■ Your task
Copy each record exactly as it reads, leaving out any pictures it holds.

■ Supplied material
##############################

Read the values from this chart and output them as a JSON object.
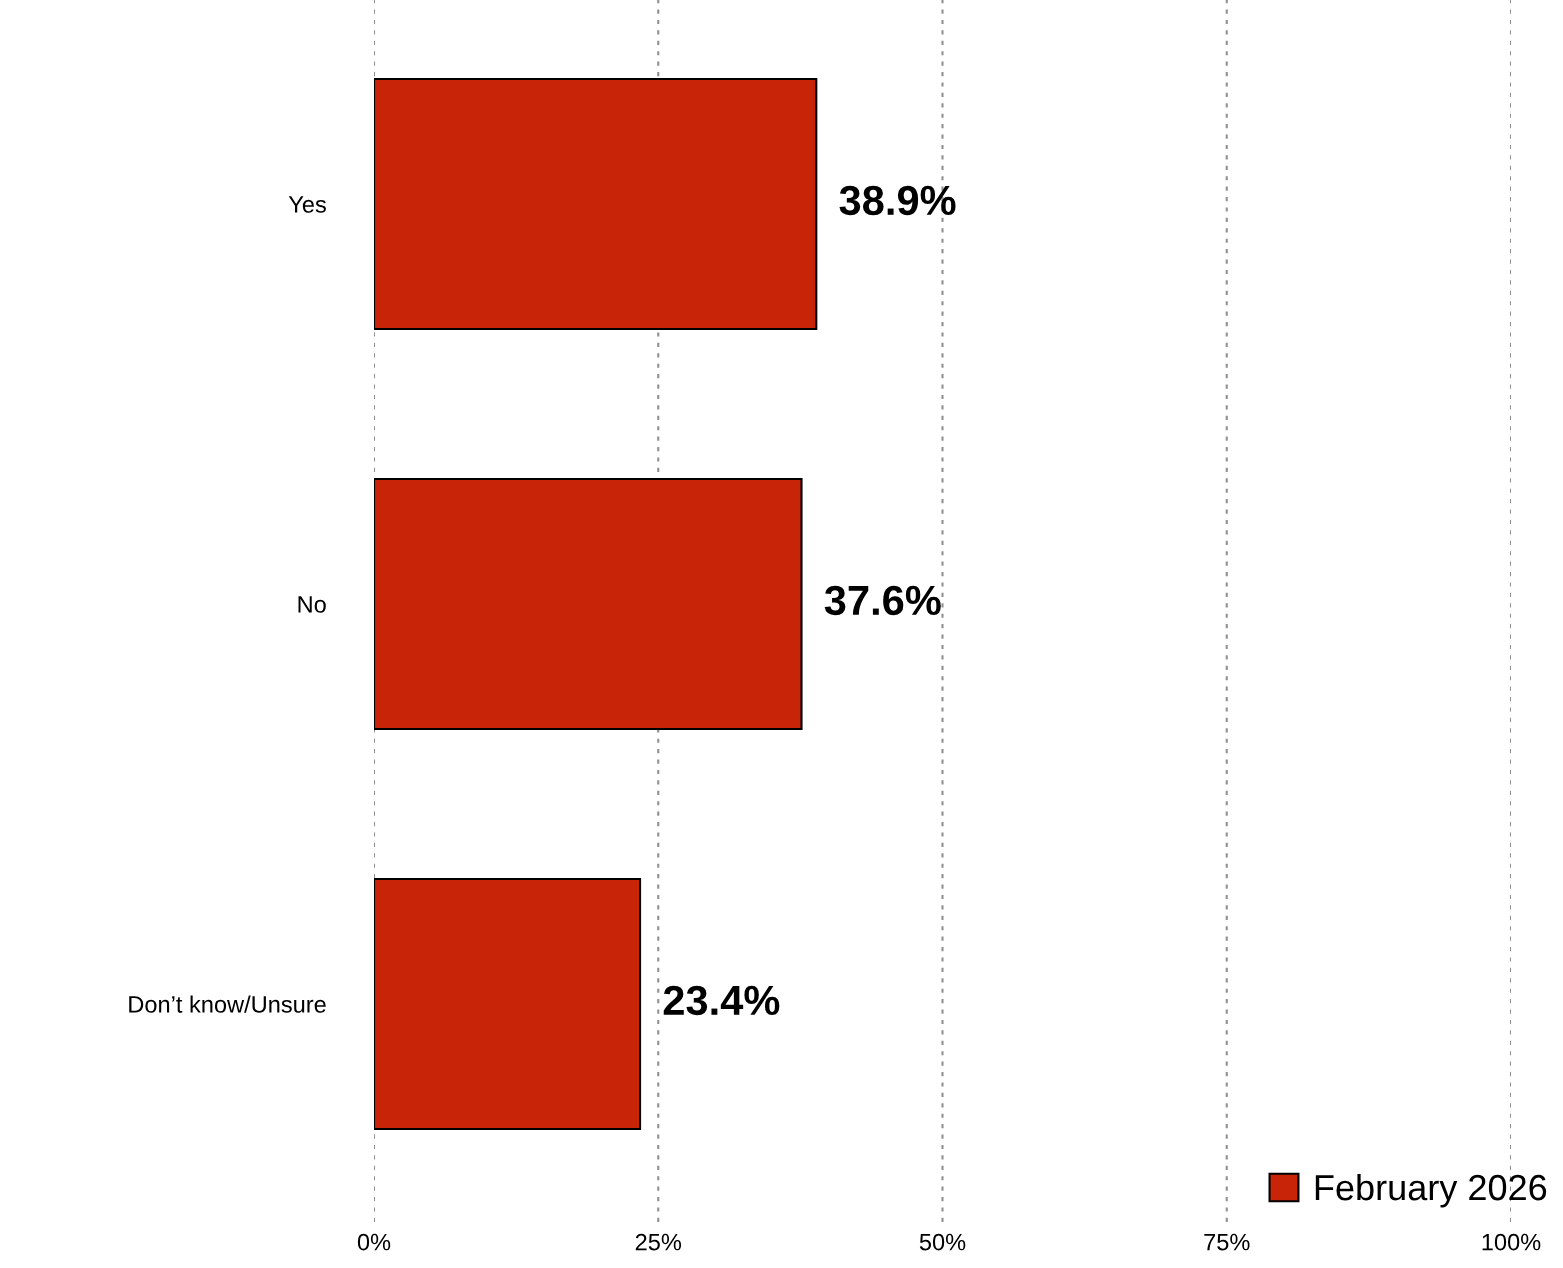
{
  "chart_data": {
    "type": "bar",
    "orientation": "horizontal",
    "categories": [
      "Yes",
      "No",
      "Don’t know/Unsure"
    ],
    "series": [
      {
        "name": "February 2026",
        "color": "#c72408",
        "values": [
          38.9,
          37.6,
          23.4
        ]
      }
    ],
    "value_labels": [
      "38.9%",
      "37.6%",
      "23.4%"
    ],
    "xlim": [
      0,
      100
    ],
    "xticks": [
      {
        "value": 0,
        "label": "0%"
      },
      {
        "value": 25,
        "label": "25%"
      },
      {
        "value": 50,
        "label": "50%"
      },
      {
        "value": 75,
        "label": "75%"
      },
      {
        "value": 100,
        "label": "100%"
      }
    ],
    "grid": "x",
    "legend": "bottom right"
  }
}
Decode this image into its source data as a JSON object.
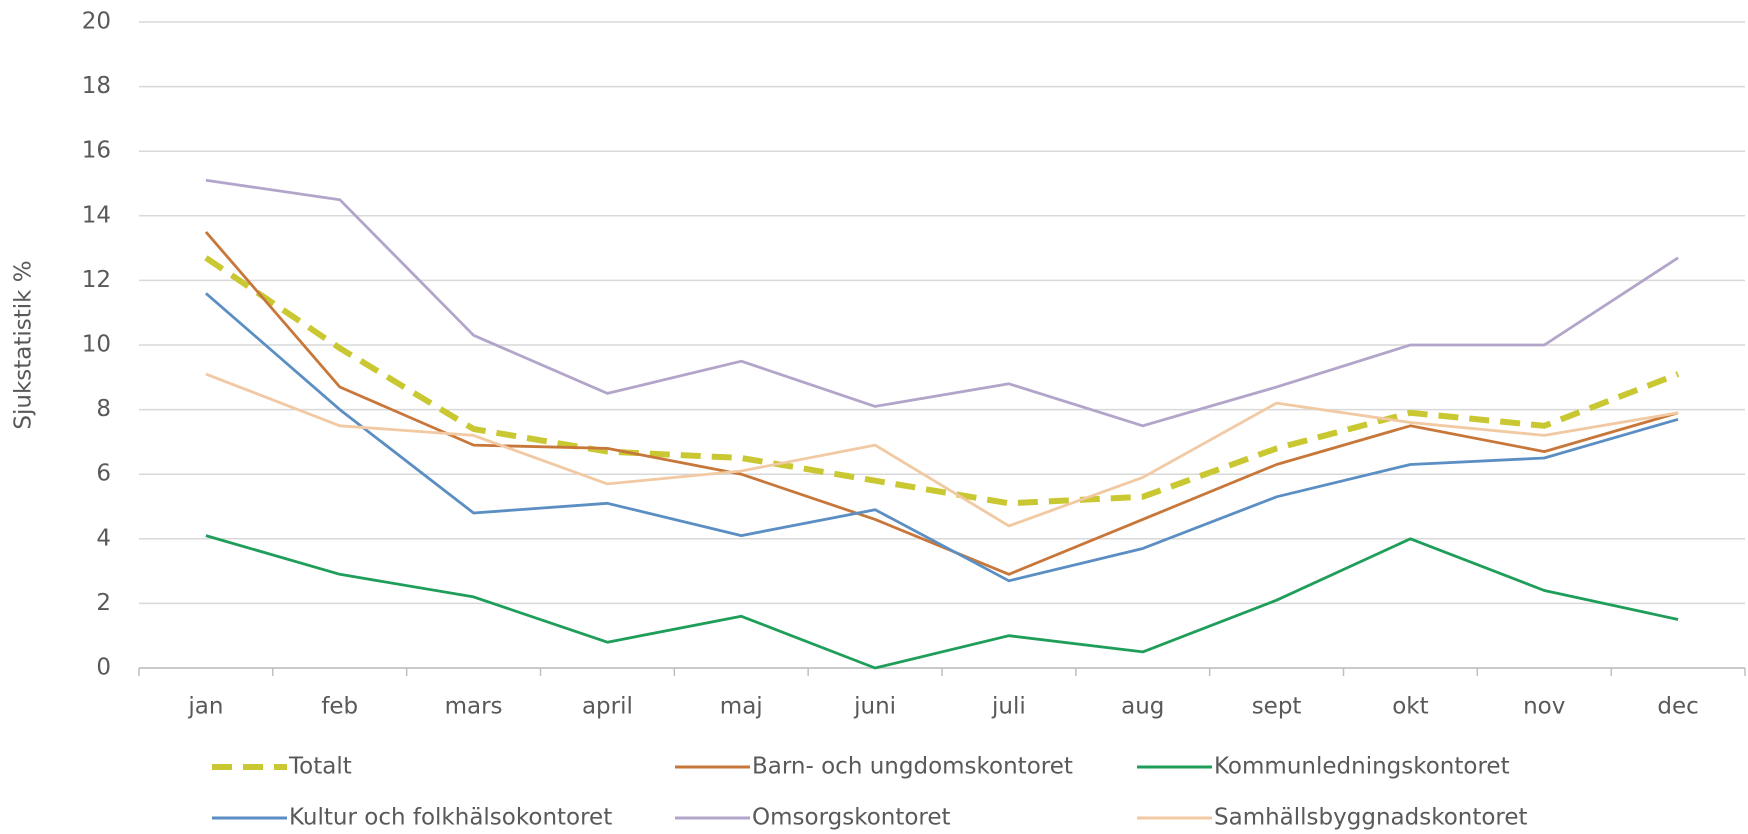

##############################

■ Written answer
Read the values from this chart and output them as a JSON object.
{
  "chart_data": {
    "type": "bar",
    "orientation": "horizontal",
    "categories": [
      "Yes",
      "No",
      "Don’t know/Unsure"
    ],
    "series": [
      {
        "name": "February 2026",
        "color": "#c72408",
        "values": [
          38.9,
          37.6,
          23.4
        ]
      }
    ],
    "value_labels": [
      "38.9%",
      "37.6%",
      "23.4%"
    ],
    "xlim": [
      0,
      100
    ],
    "xticks": [
      {
        "value": 0,
        "label": "0%"
      },
      {
        "value": 25,
        "label": "25%"
      },
      {
        "value": 50,
        "label": "50%"
      },
      {
        "value": 75,
        "label": "75%"
      },
      {
        "value": 100,
        "label": "100%"
      }
    ],
    "grid": "x",
    "legend": "bottom right"
  }
}
Decode this image into its source data as a JSON object.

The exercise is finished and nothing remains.